* start *

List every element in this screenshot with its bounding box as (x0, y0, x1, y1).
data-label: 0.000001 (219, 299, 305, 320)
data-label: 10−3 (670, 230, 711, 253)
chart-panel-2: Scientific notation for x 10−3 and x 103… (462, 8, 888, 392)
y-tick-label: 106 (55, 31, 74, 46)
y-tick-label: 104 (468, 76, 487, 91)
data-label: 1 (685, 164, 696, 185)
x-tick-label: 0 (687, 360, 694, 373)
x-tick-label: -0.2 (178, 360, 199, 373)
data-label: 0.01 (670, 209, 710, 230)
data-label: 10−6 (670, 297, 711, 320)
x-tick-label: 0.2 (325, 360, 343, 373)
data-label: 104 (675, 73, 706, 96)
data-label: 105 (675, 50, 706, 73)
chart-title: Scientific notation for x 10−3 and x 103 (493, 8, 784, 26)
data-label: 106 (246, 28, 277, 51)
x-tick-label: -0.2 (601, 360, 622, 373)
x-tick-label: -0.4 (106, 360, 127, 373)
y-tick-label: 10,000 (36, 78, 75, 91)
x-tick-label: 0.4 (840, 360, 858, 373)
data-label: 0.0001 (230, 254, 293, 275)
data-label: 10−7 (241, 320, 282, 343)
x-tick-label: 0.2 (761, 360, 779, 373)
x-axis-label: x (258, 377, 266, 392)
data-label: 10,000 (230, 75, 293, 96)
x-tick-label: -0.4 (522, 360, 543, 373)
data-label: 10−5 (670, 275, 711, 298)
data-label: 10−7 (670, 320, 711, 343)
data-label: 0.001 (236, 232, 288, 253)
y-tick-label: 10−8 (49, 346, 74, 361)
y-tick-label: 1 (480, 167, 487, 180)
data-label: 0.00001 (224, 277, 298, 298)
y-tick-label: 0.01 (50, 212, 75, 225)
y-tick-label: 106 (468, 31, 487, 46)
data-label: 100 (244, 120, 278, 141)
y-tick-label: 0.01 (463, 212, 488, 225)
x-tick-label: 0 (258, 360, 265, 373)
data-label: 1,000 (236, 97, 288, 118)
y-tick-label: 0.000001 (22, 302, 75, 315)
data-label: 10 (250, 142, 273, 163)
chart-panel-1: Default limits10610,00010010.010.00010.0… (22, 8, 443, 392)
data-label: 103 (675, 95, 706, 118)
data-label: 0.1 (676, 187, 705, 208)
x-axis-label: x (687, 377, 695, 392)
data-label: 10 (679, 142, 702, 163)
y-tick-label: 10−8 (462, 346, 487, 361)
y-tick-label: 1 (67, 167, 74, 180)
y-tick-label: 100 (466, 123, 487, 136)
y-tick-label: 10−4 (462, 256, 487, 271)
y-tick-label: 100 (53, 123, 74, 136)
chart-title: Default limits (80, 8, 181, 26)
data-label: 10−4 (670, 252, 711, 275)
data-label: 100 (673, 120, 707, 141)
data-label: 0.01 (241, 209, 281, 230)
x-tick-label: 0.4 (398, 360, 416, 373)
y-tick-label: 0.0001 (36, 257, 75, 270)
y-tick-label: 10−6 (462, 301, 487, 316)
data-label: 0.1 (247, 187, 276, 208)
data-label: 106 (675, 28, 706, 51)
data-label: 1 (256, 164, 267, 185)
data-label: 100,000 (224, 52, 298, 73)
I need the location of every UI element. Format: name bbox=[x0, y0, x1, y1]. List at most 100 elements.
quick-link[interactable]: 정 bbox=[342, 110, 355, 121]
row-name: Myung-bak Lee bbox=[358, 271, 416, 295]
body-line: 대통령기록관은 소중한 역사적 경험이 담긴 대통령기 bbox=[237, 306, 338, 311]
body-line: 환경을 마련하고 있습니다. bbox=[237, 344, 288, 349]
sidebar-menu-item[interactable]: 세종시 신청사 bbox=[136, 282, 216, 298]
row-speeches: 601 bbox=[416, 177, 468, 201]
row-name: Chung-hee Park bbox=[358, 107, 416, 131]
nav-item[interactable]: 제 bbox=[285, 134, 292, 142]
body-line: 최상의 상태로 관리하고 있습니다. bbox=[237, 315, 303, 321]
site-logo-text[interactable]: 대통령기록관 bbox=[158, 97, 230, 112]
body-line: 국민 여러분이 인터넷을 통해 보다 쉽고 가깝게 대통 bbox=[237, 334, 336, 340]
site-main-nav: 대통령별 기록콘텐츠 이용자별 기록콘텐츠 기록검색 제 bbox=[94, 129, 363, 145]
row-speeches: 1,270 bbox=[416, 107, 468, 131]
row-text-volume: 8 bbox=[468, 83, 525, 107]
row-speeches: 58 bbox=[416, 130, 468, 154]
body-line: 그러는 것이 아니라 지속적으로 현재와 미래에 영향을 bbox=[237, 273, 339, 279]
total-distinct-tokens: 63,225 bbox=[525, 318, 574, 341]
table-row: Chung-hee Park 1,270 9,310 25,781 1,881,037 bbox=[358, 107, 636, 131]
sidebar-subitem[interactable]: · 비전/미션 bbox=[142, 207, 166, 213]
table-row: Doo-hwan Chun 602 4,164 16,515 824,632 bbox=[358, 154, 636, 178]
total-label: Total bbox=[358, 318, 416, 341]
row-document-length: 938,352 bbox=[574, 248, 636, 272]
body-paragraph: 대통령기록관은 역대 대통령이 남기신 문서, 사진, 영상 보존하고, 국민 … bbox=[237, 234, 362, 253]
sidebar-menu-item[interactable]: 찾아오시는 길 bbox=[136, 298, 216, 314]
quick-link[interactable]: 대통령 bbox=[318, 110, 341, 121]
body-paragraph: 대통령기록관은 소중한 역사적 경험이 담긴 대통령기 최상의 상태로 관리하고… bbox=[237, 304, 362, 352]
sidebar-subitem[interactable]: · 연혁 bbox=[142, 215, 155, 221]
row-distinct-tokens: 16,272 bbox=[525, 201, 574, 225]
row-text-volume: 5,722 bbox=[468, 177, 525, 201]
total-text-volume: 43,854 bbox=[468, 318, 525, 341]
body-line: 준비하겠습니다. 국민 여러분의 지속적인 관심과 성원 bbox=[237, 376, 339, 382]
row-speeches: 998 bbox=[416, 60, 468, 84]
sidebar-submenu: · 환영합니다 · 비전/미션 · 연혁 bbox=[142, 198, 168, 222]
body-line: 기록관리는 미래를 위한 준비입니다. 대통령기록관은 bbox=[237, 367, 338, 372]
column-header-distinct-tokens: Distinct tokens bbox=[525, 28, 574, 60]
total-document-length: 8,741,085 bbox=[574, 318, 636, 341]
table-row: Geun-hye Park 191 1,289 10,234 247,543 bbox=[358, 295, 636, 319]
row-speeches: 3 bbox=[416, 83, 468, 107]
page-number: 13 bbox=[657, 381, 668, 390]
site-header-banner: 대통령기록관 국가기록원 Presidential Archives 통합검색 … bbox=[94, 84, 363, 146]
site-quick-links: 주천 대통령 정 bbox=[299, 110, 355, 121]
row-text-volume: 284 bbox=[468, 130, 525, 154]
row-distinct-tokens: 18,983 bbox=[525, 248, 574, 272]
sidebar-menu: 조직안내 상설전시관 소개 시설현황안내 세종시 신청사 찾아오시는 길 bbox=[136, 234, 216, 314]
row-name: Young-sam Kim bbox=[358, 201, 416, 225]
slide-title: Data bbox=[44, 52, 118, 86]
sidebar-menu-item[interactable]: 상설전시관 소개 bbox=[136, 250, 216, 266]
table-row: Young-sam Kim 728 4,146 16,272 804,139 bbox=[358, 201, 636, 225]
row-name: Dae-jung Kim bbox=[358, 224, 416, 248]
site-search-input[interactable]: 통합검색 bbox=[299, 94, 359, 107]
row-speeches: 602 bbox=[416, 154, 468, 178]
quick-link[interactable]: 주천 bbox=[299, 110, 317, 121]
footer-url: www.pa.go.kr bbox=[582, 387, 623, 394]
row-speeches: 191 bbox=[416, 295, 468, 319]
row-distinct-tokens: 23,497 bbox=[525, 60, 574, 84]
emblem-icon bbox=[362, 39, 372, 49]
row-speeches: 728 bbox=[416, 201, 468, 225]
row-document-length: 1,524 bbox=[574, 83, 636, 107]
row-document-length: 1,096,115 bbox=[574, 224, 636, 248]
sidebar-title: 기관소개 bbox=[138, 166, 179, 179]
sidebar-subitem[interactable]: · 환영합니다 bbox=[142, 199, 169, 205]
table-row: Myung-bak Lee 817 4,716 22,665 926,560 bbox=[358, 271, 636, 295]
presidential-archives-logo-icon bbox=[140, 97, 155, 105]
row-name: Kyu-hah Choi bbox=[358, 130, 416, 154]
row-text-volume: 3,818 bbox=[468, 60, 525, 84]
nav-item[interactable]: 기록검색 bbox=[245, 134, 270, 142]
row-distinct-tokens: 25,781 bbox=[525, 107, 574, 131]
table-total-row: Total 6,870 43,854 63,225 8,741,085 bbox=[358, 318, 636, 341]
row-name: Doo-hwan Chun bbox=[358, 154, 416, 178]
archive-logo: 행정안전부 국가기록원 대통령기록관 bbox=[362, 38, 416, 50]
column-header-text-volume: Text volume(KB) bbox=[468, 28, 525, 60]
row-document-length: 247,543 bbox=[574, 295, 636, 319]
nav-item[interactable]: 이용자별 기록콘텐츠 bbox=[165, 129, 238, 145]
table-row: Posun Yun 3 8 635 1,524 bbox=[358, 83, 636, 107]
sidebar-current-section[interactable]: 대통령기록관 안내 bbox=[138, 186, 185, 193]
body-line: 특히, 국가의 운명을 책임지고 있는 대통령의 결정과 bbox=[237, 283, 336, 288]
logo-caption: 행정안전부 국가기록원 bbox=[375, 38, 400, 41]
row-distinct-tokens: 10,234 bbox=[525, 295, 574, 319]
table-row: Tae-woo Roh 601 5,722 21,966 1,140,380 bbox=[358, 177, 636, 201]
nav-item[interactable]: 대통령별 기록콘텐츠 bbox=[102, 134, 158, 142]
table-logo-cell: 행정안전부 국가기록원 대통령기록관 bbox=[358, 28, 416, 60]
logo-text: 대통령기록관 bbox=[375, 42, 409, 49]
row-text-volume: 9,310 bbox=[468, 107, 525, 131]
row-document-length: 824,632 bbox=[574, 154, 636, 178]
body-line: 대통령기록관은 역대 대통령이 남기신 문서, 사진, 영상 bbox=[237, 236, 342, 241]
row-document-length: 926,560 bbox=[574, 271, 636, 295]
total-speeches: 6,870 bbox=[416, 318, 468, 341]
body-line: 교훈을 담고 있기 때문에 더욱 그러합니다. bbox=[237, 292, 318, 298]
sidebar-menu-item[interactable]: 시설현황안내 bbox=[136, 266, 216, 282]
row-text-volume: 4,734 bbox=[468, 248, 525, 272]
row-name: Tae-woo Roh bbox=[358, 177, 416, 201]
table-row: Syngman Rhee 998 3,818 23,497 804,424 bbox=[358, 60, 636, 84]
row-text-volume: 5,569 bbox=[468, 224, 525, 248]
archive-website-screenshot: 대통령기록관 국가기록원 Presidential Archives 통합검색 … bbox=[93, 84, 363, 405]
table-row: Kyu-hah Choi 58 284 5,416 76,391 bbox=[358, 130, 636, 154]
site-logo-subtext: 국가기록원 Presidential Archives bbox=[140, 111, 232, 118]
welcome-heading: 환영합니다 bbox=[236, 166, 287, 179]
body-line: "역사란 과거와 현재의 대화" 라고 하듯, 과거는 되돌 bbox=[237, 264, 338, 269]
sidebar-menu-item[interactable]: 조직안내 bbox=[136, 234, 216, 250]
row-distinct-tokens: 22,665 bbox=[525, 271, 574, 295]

* end *

TO DO
Output the items word for word, everything from the start down to the line containing "x-tick-label: -0.2 (601, 360, 622, 373)", that line included.

ANSWER TO THIS TASK
List every element in this screenshot with its bounding box as (x0, y0, x1, y1).
data-label: 0.000001 (219, 299, 305, 320)
data-label: 10−3 (670, 230, 711, 253)
chart-panel-2: Scientific notation for x 10−3 and x 103… (462, 8, 888, 392)
y-tick-label: 106 (55, 31, 74, 46)
y-tick-label: 104 (468, 76, 487, 91)
data-label: 1 (685, 164, 696, 185)
x-tick-label: 0 (687, 360, 694, 373)
x-tick-label: -0.2 (178, 360, 199, 373)
data-label: 0.01 (670, 209, 710, 230)
data-label: 10−6 (670, 297, 711, 320)
x-tick-label: 0.2 (325, 360, 343, 373)
data-label: 104 (675, 73, 706, 96)
data-label: 105 (675, 50, 706, 73)
chart-title: Scientific notation for x 10−3 and x 103 (493, 8, 784, 26)
data-label: 106 (246, 28, 277, 51)
x-tick-label: -0.2 (601, 360, 622, 373)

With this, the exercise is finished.